- [The exercise]: Return all the data, word for word.
══ Material ══
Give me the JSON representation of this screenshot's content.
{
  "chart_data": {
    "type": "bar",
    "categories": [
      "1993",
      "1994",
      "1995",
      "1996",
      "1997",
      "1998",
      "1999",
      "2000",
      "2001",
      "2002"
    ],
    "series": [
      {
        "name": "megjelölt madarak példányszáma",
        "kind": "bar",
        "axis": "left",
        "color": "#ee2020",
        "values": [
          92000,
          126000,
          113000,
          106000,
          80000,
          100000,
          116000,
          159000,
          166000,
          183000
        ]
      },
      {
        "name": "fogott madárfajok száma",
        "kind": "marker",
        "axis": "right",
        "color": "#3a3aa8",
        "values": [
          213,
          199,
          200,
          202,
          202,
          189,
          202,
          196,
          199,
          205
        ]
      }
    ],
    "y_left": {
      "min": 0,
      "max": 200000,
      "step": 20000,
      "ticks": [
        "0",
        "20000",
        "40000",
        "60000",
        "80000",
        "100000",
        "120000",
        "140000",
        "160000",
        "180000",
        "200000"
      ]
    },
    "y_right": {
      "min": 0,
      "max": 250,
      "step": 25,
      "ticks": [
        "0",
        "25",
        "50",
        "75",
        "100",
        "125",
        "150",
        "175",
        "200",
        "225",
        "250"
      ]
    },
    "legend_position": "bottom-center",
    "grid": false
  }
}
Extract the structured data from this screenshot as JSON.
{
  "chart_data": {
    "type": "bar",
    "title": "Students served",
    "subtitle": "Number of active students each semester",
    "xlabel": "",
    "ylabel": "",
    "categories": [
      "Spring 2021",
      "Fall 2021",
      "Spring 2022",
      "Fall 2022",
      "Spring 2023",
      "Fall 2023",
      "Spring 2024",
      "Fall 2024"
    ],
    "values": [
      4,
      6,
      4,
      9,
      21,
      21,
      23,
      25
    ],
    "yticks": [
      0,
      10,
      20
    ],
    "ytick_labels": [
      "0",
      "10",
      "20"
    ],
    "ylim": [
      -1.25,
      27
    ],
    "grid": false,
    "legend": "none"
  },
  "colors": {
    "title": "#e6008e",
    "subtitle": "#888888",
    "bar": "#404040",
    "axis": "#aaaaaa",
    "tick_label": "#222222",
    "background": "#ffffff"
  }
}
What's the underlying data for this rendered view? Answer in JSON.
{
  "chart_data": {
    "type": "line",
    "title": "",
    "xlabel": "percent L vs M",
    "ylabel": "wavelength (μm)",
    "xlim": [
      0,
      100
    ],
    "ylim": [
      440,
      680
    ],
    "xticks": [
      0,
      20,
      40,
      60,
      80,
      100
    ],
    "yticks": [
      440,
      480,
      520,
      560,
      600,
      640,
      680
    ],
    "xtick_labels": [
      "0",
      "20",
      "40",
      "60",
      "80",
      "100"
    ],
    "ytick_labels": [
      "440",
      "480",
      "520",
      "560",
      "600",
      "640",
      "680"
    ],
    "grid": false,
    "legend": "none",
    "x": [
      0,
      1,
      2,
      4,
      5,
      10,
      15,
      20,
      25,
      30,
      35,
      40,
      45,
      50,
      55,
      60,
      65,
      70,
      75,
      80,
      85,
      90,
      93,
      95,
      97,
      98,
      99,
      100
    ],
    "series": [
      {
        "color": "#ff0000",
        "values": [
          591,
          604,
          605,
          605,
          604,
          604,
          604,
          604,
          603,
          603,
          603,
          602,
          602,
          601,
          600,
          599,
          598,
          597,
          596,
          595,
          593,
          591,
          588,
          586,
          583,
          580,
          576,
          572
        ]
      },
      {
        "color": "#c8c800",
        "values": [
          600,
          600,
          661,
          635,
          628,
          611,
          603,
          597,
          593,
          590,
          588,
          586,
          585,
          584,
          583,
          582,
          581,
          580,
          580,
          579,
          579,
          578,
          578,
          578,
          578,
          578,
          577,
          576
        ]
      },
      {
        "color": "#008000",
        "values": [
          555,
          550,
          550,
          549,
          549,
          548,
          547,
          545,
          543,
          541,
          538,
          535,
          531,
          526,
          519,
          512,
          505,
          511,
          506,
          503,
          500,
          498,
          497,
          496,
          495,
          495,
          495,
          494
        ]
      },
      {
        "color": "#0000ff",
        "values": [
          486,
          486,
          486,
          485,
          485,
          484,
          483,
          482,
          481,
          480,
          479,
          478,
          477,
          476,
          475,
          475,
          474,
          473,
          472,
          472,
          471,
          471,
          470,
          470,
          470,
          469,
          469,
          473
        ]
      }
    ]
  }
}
═══
- [Answer in full]:
Give me the JSON representation of this screenshot's content.
{
  "chart_data": {
    "type": "bar",
    "categories": [
      "1993",
      "1994",
      "1995",
      "1996",
      "1997",
      "1998",
      "1999",
      "2000",
      "2001",
      "2002"
    ],
    "series": [
      {
        "name": "megjelölt madarak példányszáma",
        "kind": "bar",
        "axis": "left",
        "color": "#ee2020",
        "values": [
          92000,
          126000,
          113000,
          106000,
          80000,
          100000,
          116000,
          159000,
          166000,
          183000
        ]
      },
      {
        "name": "fogott madárfajok száma",
        "kind": "marker",
        "axis": "right",
        "color": "#3a3aa8",
        "values": [
          213,
          199,
          200,
          202,
          202,
          189,
          202,
          196,
          199,
          205
        ]
      }
    ],
    "y_left": {
      "min": 0,
      "max": 200000,
      "step": 20000,
      "ticks": [
        "0",
        "20000",
        "40000",
        "60000",
        "80000",
        "100000",
        "120000",
        "140000",
        "160000",
        "180000",
        "200000"
      ]
    },
    "y_right": {
      "min": 0,
      "max": 250,
      "step": 25,
      "ticks": [
        "0",
        "25",
        "50",
        "75",
        "100",
        "125",
        "150",
        "175",
        "200",
        "225",
        "250"
      ]
    },
    "legend_position": "bottom-center",
    "grid": false
  }
}
Extract the structured data from this screenshot as JSON.
{
  "chart_data": {
    "type": "bar",
    "title": "Students served",
    "subtitle": "Number of active students each semester",
    "xlabel": "",
    "ylabel": "",
    "categories": [
      "Spring 2021",
      "Fall 2021",
      "Spring 2022",
      "Fall 2022",
      "Spring 2023",
      "Fall 2023",
      "Spring 2024",
      "Fall 2024"
    ],
    "values": [
      4,
      6,
      4,
      9,
      21,
      21,
      23,
      25
    ],
    "yticks": [
      0,
      10,
      20
    ],
    "ytick_labels": [
      "0",
      "10",
      "20"
    ],
    "ylim": [
      -1.25,
      27
    ],
    "grid": false,
    "legend": "none"
  },
  "colors": {
    "title": "#e6008e",
    "subtitle": "#888888",
    "bar": "#404040",
    "axis": "#aaaaaa",
    "tick_label": "#222222",
    "background": "#ffffff"
  }
}
What's the underlying data for this rendered view? Answer in JSON.
{
  "chart_data": {
    "type": "line",
    "title": "",
    "xlabel": "percent L vs M",
    "ylabel": "wavelength (μm)",
    "xlim": [
      0,
      100
    ],
    "ylim": [
      440,
      680
    ],
    "xticks": [
      0,
      20,
      40,
      60,
      80,
      100
    ],
    "yticks": [
      440,
      480,
      520,
      560,
      600,
      640,
      680
    ],
    "xtick_labels": [
      "0",
      "20",
      "40",
      "60",
      "80",
      "100"
    ],
    "ytick_labels": [
      "440",
      "480",
      "520",
      "560",
      "600",
      "640",
      "680"
    ],
    "grid": false,
    "legend": "none",
    "x": [
      0,
      1,
      2,
      4,
      5,
      10,
      15,
      20,
      25,
      30,
      35,
      40,
      45,
      50,
      55,
      60,
      65,
      70,
      75,
      80,
      85,
      90,
      93,
      95,
      97,
      98,
      99,
      100
    ],
    "series": [
      {
        "color": "#ff0000",
        "values": [
          591,
          604,
          605,
          605,
          604,
          604,
          604,
          604,
          603,
          603,
          603,
          602,
          602,
          601,
          600,
          599,
          598,
          597,
          596,
          595,
          593,
          591,
          588,
          586,
          583,
          580,
          576,
          572
        ]
      },
      {
        "color": "#c8c800",
        "values": [
          600,
          600,
          661,
          635,
          628,
          611,
          603,
          597,
          593,
          590,
          588,
          586,
          585,
          584,
          583,
          582,
          581,
          580,
          580,
          579,
          579,
          578,
          578,
          578,
          578,
          578,
          577,
          576
        ]
      },
      {
        "color": "#008000",
        "values": [
          555,
          550,
          550,
          549,
          549,
          548,
          547,
          545,
          543,
          541,
          538,
          535,
          531,
          526,
          519,
          512,
          505,
          511,
          506,
          503,
          500,
          498,
          497,
          496,
          495,
          495,
          495,
          494
        ]
      },
      {
        "color": "#0000ff",
        "values": [
          486,
          486,
          486,
          485,
          485,
          484,
          483,
          482,
          481,
          480,
          479,
          478,
          477,
          476,
          475,
          475,
          474,
          473,
          472,
          472,
          471,
          471,
          470,
          470,
          470,
          469,
          469,
          473
        ]
      }
    ]
  }
}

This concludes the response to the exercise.